Print the entries verbatim, leaving out the images they contain.

================

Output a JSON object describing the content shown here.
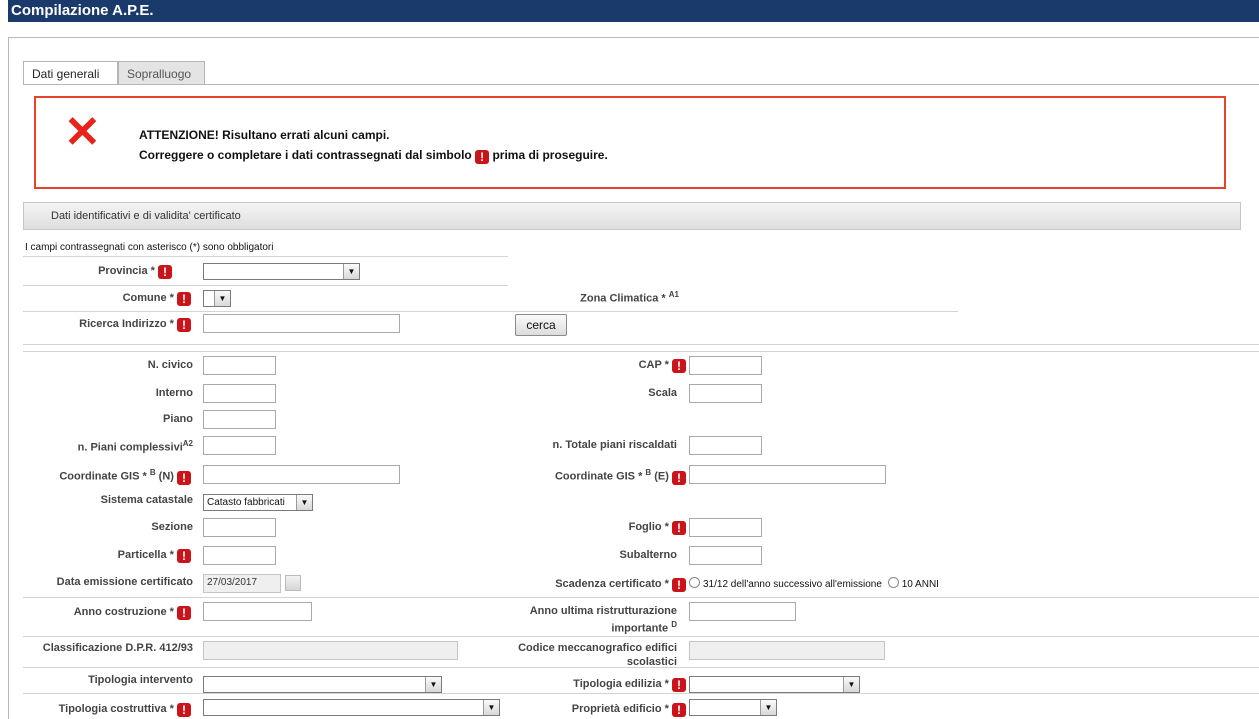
{
  "window_title": "Compilazione A.P.E.",
  "tabs": [
    {
      "label": "Dati generali"
    },
    {
      "label": "Sopralluogo"
    }
  ],
  "alert": {
    "line1": "ATTENZIONE! Risultano errati alcuni campi.",
    "line2_pre": "Correggere o completare i dati contrassegnati dal simbolo",
    "line2_post": "prima di proseguire.",
    "error_icon": "close-icon",
    "error_color": "#e8231b"
  },
  "error_marker": "!",
  "section_title": "Dati identificativi e di validita' certificato",
  "required_note": "I campi contrassegnati con asterisco (*) sono obbligatori",
  "location": {
    "provincia_label": "Provincia *",
    "comune_label": "Comune *",
    "zona_label": "Zona Climatica *",
    "zona_sup": "A1",
    "ricerca_label": "Ricerca Indirizzo *",
    "cerca_button": "cerca"
  },
  "fields": {
    "n_civico": "N. civico",
    "cap": "CAP *",
    "interno": "Interno",
    "scala": "Scala",
    "piano": "Piano",
    "n_piani": "n. Piani complessivi",
    "n_piani_sup": "A2",
    "n_totale": "n. Totale piani riscaldati",
    "gis_n_pre": "Coordinate GIS *",
    "gis_sup": "B",
    "gis_n_post": "(N)",
    "gis_e_pre": "Coordinate GIS *",
    "gis_e_post": "(E)",
    "sistema_catastale": "Sistema catastale",
    "sistema_catastale_value": "Catasto fabbricati",
    "sezione": "Sezione",
    "foglio": "Foglio *",
    "particella": "Particella *",
    "subalterno": "Subalterno",
    "data_emissione": "Data emissione certificato",
    "data_emissione_value": "27/03/2017",
    "scadenza": "Scadenza certificato *",
    "scadenza_opt1": "31/12 dell'anno successivo all'emissione",
    "scadenza_opt2": "10 ANNI",
    "anno_costruzione": "Anno costruzione *",
    "anno_ristr_l1": "Anno ultima ristrutturazione",
    "anno_ristr_l2": "importante",
    "anno_ristr_sup": "D",
    "classificazione": "Classificazione D.P.R. 412/93",
    "codice_l1": "Codice meccanografico edifici",
    "codice_l2": "scolastici",
    "tipologia_intervento": "Tipologia intervento",
    "tipologia_edilizia": "Tipologia edilizia *",
    "tipologia_costruttiva": "Tipologia costruttiva *",
    "proprieta_edificio": "Proprietà edificio *"
  }
}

================

EXERCISE OUTPUT:
Output a JSON object describing the content shown here.
{
  "window_title": "Compilazione A.P.E.",
  "tabs": [
    {
      "label": "Dati generali"
    },
    {
      "label": "Sopralluogo"
    }
  ],
  "alert": {
    "line1": "ATTENZIONE! Risultano errati alcuni campi.",
    "line2_pre": "Correggere o completare i dati contrassegnati dal simbolo",
    "line2_post": "prima di proseguire.",
    "error_icon": "close-icon",
    "error_color": "#e8231b"
  },
  "error_marker": "!",
  "section_title": "Dati identificativi e di validita' certificato",
  "required_note": "I campi contrassegnati con asterisco (*) sono obbligatori",
  "location": {
    "provincia_label": "Provincia *",
    "comune_label": "Comune *",
    "zona_label": "Zona Climatica *",
    "zona_sup": "A1",
    "ricerca_label": "Ricerca Indirizzo *",
    "cerca_button": "cerca"
  },
  "fields": {
    "n_civico": "N. civico",
    "cap": "CAP *",
    "interno": "Interno",
    "scala": "Scala",
    "piano": "Piano",
    "n_piani": "n. Piani complessivi",
    "n_piani_sup": "A2",
    "n_totale": "n. Totale piani riscaldati",
    "gis_n_pre": "Coordinate GIS *",
    "gis_sup": "B",
    "gis_n_post": "(N)",
    "gis_e_pre": "Coordinate GIS *",
    "gis_e_post": "(E)",
    "sistema_catastale": "Sistema catastale",
    "sistema_catastale_value": "Catasto fabbricati",
    "sezione": "Sezione",
    "foglio": "Foglio *",
    "particella": "Particella *",
    "subalterno": "Subalterno",
    "data_emissione": "Data emissione certificato",
    "data_emissione_value": "27/03/2017",
    "scadenza": "Scadenza certificato *",
    "scadenza_opt1": "31/12 dell'anno successivo all'emissione",
    "scadenza_opt2": "10 ANNI",
    "anno_costruzione": "Anno costruzione *",
    "anno_ristr_l1": "Anno ultima ristrutturazione",
    "anno_ristr_l2": "importante",
    "anno_ristr_sup": "D",
    "classificazione": "Classificazione D.P.R. 412/93",
    "codice_l1": "Codice meccanografico edifici",
    "codice_l2": "scolastici",
    "tipologia_intervento": "Tipologia intervento",
    "tipologia_edilizia": "Tipologia edilizia *",
    "tipologia_costruttiva": "Tipologia costruttiva *",
    "proprieta_edificio": "Proprietà edificio *"
  }
}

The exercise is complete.